Written instruction
Your task is to copy the listing exactly. Drop any pictures from the copy.

Data excerpts
○ ○ ○ ○ ○ ○ ○
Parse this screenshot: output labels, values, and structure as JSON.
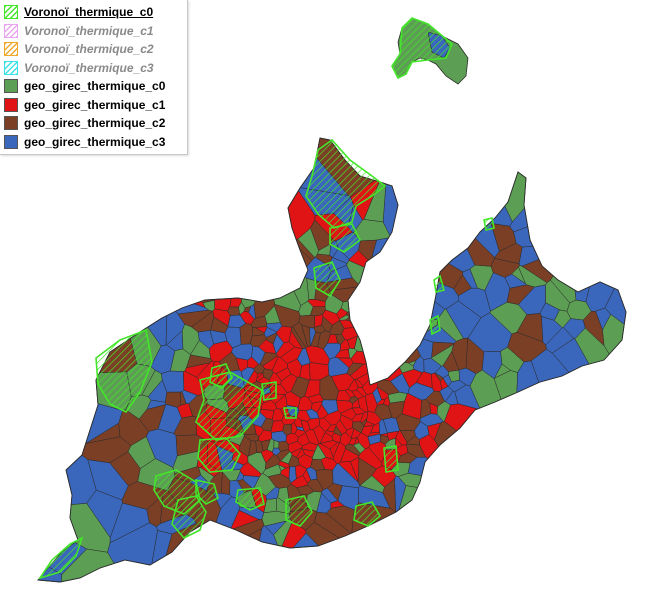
{
  "legend": {
    "items": [
      {
        "label": "Voronoï_thermique_c0",
        "style": "hatch",
        "color": "#44e62a",
        "active": true
      },
      {
        "label": "Voronoï_thermique_c1",
        "style": "hatch",
        "color": "#e8a6ef",
        "active": false
      },
      {
        "label": "Voronoï_thermique_c2",
        "style": "hatch",
        "color": "#f0a92c",
        "active": false
      },
      {
        "label": "Voronoï_thermique_c3",
        "style": "hatch",
        "color": "#39e3e7",
        "active": false
      },
      {
        "label": "geo_girec_thermique_c0",
        "style": "fill",
        "color": "#5c9e53",
        "active": true
      },
      {
        "label": "geo_girec_thermique_c1",
        "style": "fill",
        "color": "#e01414",
        "active": true
      },
      {
        "label": "geo_girec_thermique_c2",
        "style": "fill",
        "color": "#7b3f26",
        "active": true
      },
      {
        "label": "geo_girec_thermique_c3",
        "style": "fill",
        "color": "#3a66bc",
        "active": true
      }
    ]
  },
  "map": {
    "class_colors": {
      "c0": "#5c9e53",
      "c1": "#e01414",
      "c2": "#7b3f26",
      "c3": "#3a66bc",
      "voronoi_c0": "#44e62a",
      "border": "#2b2b2b"
    }
  }
}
○ ○ ○ ○ ○ ○ ○
Final result
Parse this screenshot: output labels, values, and structure as JSON.
{
  "legend": {
    "items": [
      {
        "label": "Voronoï_thermique_c0",
        "style": "hatch",
        "color": "#44e62a",
        "active": true
      },
      {
        "label": "Voronoï_thermique_c1",
        "style": "hatch",
        "color": "#e8a6ef",
        "active": false
      },
      {
        "label": "Voronoï_thermique_c2",
        "style": "hatch",
        "color": "#f0a92c",
        "active": false
      },
      {
        "label": "Voronoï_thermique_c3",
        "style": "hatch",
        "color": "#39e3e7",
        "active": false
      },
      {
        "label": "geo_girec_thermique_c0",
        "style": "fill",
        "color": "#5c9e53",
        "active": true
      },
      {
        "label": "geo_girec_thermique_c1",
        "style": "fill",
        "color": "#e01414",
        "active": true
      },
      {
        "label": "geo_girec_thermique_c2",
        "style": "fill",
        "color": "#7b3f26",
        "active": true
      },
      {
        "label": "geo_girec_thermique_c3",
        "style": "fill",
        "color": "#3a66bc",
        "active": true
      }
    ]
  },
  "map": {
    "class_colors": {
      "c0": "#5c9e53",
      "c1": "#e01414",
      "c2": "#7b3f26",
      "c3": "#3a66bc",
      "voronoi_c0": "#44e62a",
      "border": "#2b2b2b"
    }
  }
}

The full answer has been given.